■ **Figure content listings**
■ ■ ■ ■ ■

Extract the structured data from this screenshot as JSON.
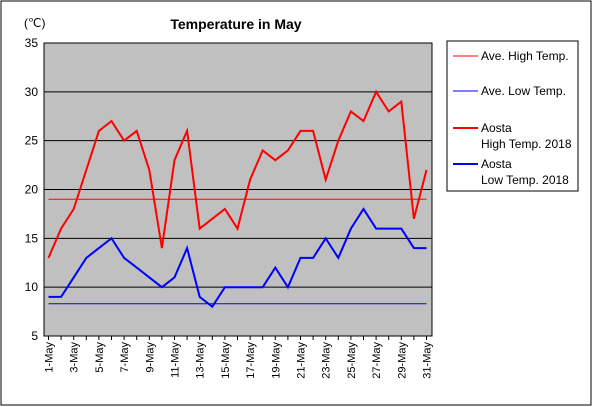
{
  "chart_data": {
    "type": "line",
    "title": "Temperature in May",
    "unit_label": "(℃)",
    "x": [
      "1-May",
      "2-May",
      "3-May",
      "4-May",
      "5-May",
      "6-May",
      "7-May",
      "8-May",
      "9-May",
      "10-May",
      "11-May",
      "12-May",
      "13-May",
      "14-May",
      "15-May",
      "16-May",
      "17-May",
      "18-May",
      "19-May",
      "20-May",
      "21-May",
      "22-May",
      "23-May",
      "24-May",
      "25-May",
      "26-May",
      "27-May",
      "28-May",
      "29-May",
      "30-May",
      "31-May"
    ],
    "x_tick_labels": [
      "1-May",
      "3-May",
      "5-May",
      "7-May",
      "9-May",
      "11-May",
      "13-May",
      "15-May",
      "17-May",
      "19-May",
      "21-May",
      "23-May",
      "25-May",
      "27-May",
      "29-May",
      "31-May"
    ],
    "ylim": [
      5,
      35
    ],
    "y_ticks": [
      "5",
      "10",
      "15",
      "20",
      "25",
      "30",
      "35"
    ],
    "grid": true,
    "legend_position": "right",
    "series": [
      {
        "name": "Ave. High Temp.",
        "color": "#ff0000",
        "width": 1,
        "values": [
          19,
          19,
          19,
          19,
          19,
          19,
          19,
          19,
          19,
          19,
          19,
          19,
          19,
          19,
          19,
          19,
          19,
          19,
          19,
          19,
          19,
          19,
          19,
          19,
          19,
          19,
          19,
          19,
          19,
          19,
          19
        ]
      },
      {
        "name": "Ave. Low Temp.",
        "color": "#0000ff",
        "width": 1,
        "values": [
          8.3,
          8.3,
          8.3,
          8.3,
          8.3,
          8.3,
          8.3,
          8.3,
          8.3,
          8.3,
          8.3,
          8.3,
          8.3,
          8.3,
          8.3,
          8.3,
          8.3,
          8.3,
          8.3,
          8.3,
          8.3,
          8.3,
          8.3,
          8.3,
          8.3,
          8.3,
          8.3,
          8.3,
          8.3,
          8.3,
          8.3
        ]
      },
      {
        "name": "Aosta High Temp. 2018",
        "color": "#ff0000",
        "width": 2,
        "legend_lines": [
          "Aosta",
          "High Temp. 2018"
        ],
        "values": [
          13,
          16,
          18,
          22,
          26,
          27,
          25,
          26,
          22,
          14,
          23,
          26,
          16,
          17,
          18,
          16,
          21,
          24,
          23,
          24,
          26,
          26,
          21,
          25,
          28,
          27,
          30,
          28,
          29,
          17,
          22
        ]
      },
      {
        "name": "Aosta Low Temp. 2018",
        "color": "#0000ff",
        "width": 2,
        "legend_lines": [
          "Aosta",
          "Low Temp. 2018"
        ],
        "values": [
          9,
          9,
          11,
          13,
          14,
          15,
          13,
          12,
          11,
          10,
          11,
          14,
          9,
          8,
          10,
          10,
          10,
          10,
          12,
          10,
          13,
          13,
          15,
          13,
          16,
          18,
          16,
          16,
          16,
          14,
          14
        ]
      }
    ]
  }
}
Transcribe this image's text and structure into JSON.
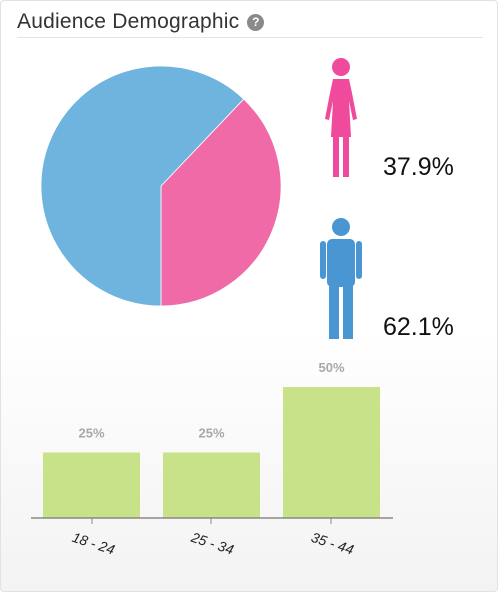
{
  "header": {
    "title": "Audience Demographic",
    "help_icon": "question-circle-icon"
  },
  "gender": {
    "female": {
      "label": "37.9%",
      "value": 37.9,
      "color": "#f06aa8",
      "icon": "female-figure-icon"
    },
    "male": {
      "label": "62.1%",
      "value": 62.1,
      "color": "#6fb4de",
      "icon": "male-figure-icon"
    }
  },
  "colors": {
    "bar": "#c8e28a",
    "axis": "#888888"
  },
  "chart_data": [
    {
      "type": "pie",
      "categories": [
        "Female",
        "Male"
      ],
      "values": [
        37.9,
        62.1
      ],
      "labels": [
        "37.9%",
        "62.1%"
      ],
      "colors": [
        "#f06aa8",
        "#6fb4de"
      ]
    },
    {
      "type": "bar",
      "categories": [
        "18 - 24",
        "25 - 34",
        "35 - 44"
      ],
      "values": [
        25,
        25,
        50
      ],
      "labels": [
        "25%",
        "25%",
        "50%"
      ],
      "ylim": [
        0,
        50
      ],
      "color": "#c8e28a"
    }
  ]
}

■ ■ ■ ■ ■

■ **What you should do**
Say how many lines in the records contain the string "Aosta", and say nothing else.

■ **Response**
4